┌──

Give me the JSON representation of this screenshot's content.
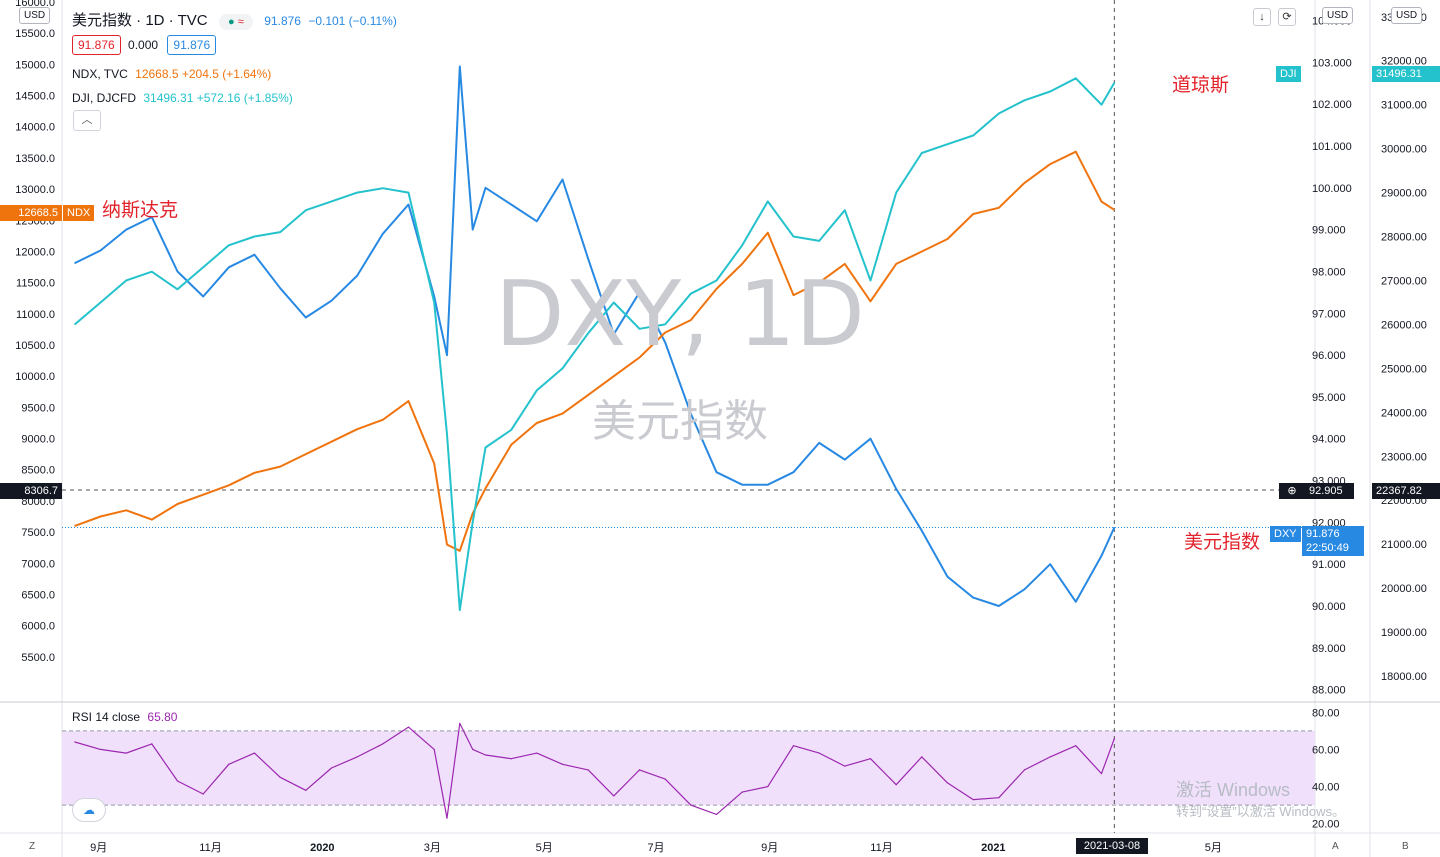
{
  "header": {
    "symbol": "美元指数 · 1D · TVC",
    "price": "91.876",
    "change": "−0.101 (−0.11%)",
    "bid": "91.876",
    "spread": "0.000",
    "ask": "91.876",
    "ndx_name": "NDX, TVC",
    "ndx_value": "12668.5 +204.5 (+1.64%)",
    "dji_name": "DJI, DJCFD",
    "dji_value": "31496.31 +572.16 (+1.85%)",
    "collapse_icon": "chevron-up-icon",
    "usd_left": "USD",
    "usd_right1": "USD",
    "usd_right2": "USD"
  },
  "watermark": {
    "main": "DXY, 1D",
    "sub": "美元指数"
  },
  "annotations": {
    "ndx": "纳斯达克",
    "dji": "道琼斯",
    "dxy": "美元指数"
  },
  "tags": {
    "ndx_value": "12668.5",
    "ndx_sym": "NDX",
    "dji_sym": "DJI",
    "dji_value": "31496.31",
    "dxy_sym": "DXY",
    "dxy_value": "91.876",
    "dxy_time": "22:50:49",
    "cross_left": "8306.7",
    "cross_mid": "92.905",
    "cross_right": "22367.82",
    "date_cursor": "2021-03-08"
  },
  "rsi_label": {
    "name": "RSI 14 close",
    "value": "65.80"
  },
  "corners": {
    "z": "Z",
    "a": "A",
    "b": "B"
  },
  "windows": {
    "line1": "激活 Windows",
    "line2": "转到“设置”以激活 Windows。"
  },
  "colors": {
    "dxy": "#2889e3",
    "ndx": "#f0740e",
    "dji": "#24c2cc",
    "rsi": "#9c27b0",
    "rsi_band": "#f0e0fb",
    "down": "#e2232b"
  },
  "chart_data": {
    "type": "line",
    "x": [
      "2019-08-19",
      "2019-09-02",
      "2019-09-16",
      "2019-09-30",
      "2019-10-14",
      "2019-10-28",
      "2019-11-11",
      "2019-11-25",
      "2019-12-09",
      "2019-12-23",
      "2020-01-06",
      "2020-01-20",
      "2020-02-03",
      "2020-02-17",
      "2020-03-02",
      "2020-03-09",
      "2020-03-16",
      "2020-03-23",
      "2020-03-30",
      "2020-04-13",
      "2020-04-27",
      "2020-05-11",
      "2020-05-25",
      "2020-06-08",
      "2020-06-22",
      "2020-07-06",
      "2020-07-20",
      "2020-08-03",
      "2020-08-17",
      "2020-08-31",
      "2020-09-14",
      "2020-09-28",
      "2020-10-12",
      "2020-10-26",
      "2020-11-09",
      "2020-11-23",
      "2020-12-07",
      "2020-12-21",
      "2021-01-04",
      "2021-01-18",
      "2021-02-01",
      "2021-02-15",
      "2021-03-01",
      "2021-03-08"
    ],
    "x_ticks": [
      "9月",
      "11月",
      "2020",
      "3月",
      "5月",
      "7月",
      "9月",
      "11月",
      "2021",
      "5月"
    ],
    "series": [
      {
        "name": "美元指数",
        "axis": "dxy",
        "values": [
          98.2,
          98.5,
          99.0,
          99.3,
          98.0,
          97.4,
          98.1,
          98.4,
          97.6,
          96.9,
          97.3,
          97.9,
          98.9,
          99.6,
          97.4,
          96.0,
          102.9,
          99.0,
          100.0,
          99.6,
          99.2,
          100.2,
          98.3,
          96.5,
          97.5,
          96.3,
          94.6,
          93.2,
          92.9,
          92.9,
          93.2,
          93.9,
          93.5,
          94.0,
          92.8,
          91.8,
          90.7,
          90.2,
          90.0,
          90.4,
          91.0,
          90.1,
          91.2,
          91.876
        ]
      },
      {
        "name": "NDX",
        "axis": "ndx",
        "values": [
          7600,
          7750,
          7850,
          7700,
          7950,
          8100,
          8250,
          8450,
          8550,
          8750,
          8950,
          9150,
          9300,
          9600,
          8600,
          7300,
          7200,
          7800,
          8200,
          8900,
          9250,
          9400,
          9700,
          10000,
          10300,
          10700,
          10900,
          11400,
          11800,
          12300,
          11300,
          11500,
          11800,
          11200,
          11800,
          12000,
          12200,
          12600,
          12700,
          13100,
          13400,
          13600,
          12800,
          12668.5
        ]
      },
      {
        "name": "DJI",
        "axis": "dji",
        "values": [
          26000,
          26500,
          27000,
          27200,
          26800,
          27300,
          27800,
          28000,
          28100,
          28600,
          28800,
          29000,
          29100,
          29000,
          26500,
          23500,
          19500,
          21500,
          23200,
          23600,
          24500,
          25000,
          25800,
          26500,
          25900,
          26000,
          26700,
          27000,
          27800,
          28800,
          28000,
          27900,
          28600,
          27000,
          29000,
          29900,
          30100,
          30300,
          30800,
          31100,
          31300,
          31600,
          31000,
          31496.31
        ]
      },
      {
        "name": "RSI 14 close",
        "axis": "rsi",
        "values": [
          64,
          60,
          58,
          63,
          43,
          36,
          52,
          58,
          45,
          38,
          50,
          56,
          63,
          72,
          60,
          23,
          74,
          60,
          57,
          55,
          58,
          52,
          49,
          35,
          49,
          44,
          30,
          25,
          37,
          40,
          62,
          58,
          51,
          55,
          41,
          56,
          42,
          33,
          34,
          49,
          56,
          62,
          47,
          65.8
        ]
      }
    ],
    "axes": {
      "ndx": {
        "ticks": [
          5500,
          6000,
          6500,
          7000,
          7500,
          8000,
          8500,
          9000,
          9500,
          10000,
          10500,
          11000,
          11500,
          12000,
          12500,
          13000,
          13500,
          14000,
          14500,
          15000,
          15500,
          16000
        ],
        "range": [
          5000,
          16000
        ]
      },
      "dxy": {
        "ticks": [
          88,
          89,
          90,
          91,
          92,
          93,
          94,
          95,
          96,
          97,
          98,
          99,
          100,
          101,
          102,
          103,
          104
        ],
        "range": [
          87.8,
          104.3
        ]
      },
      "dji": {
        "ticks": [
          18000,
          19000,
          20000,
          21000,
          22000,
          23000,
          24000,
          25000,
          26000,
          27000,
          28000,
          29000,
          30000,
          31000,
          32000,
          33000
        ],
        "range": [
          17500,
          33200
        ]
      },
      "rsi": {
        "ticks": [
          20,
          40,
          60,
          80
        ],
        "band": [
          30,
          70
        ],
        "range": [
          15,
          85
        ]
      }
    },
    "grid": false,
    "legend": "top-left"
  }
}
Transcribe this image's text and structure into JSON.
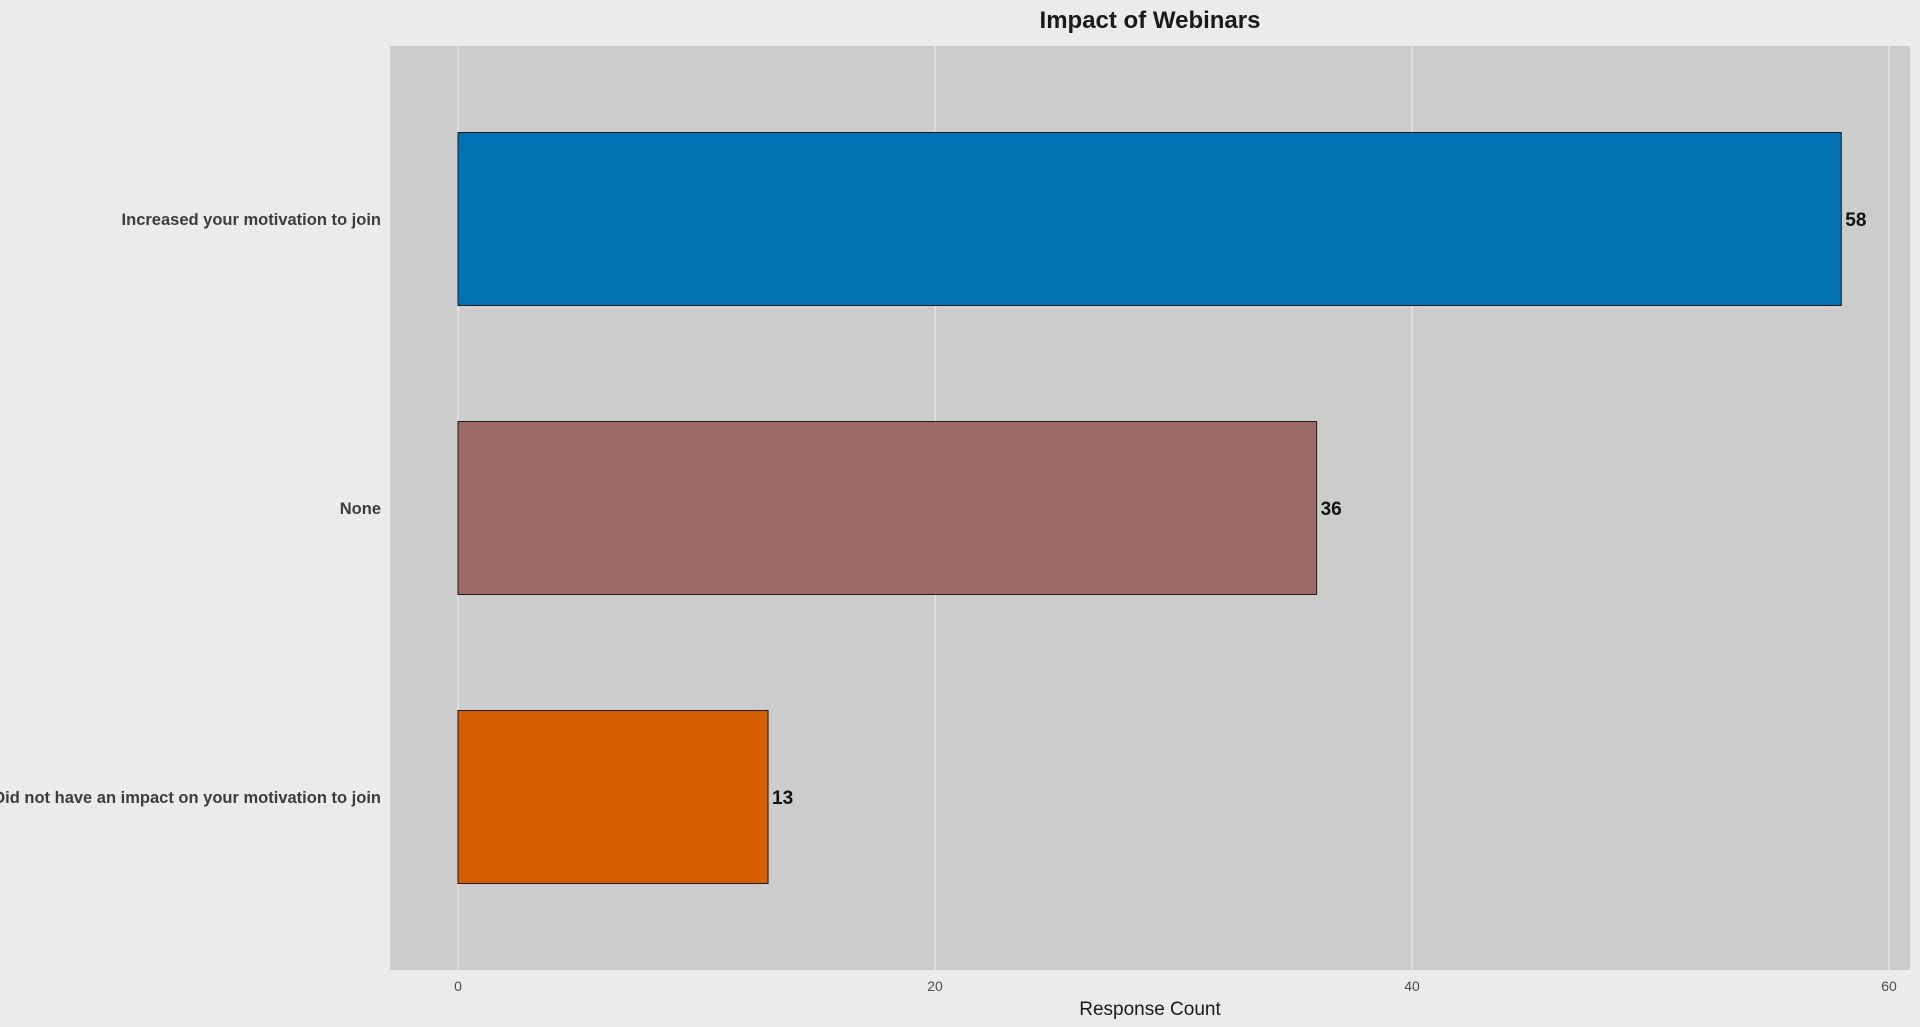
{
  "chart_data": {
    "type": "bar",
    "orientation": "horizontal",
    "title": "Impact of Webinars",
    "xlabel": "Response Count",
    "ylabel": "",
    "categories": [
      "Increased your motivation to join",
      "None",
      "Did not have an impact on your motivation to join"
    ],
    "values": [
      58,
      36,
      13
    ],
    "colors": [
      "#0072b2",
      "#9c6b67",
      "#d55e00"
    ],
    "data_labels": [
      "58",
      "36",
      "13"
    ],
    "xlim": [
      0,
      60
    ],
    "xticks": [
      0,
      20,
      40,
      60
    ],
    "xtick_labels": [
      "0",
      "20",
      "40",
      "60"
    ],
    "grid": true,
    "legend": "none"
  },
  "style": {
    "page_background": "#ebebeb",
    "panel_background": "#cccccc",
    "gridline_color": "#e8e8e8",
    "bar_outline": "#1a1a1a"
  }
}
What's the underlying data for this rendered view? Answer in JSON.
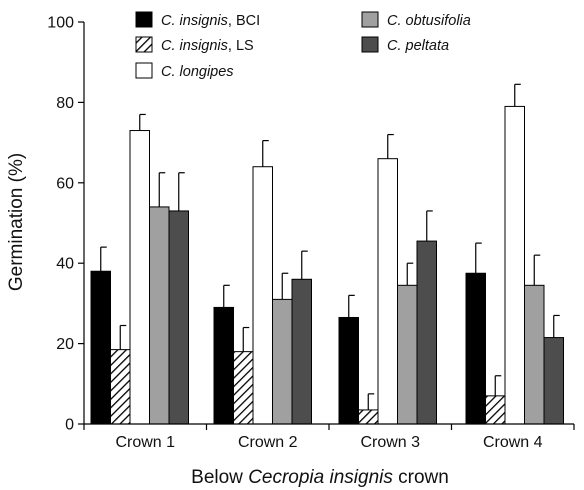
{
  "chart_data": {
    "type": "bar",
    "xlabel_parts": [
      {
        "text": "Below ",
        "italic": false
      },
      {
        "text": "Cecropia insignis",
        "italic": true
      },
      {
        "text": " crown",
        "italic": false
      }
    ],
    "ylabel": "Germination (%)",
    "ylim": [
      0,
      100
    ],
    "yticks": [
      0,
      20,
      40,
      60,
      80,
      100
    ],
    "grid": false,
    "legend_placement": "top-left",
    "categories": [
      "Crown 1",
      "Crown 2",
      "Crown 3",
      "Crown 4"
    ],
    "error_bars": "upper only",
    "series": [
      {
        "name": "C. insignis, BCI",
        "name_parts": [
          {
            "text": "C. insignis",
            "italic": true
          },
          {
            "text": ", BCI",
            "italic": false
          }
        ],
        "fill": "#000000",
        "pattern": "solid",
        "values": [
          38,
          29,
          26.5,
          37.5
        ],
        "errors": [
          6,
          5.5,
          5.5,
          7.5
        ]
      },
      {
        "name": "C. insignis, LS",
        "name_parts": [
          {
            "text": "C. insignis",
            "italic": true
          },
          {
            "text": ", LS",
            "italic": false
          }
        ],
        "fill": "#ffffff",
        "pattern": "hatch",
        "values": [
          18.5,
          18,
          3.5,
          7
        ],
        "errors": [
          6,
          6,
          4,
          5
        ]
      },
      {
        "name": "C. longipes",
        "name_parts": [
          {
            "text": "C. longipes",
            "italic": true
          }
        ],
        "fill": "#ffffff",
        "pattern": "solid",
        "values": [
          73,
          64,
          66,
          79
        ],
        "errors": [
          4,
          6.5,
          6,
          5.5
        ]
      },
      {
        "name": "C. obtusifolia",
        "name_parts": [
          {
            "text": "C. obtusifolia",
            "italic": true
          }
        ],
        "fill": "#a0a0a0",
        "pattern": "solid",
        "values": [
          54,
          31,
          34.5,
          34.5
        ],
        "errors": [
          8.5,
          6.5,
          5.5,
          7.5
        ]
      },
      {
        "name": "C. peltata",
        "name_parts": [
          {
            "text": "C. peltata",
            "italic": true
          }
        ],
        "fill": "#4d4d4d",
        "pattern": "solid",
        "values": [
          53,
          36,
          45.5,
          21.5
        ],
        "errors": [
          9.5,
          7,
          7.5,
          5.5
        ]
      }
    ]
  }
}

└──

THE REQUEST: Show each line of the listing that holds the string "join".

SOLUTION TO THIS EXERCISE:
      "Increased your motivation to join",
      "Did not have an impact on your motivation to join"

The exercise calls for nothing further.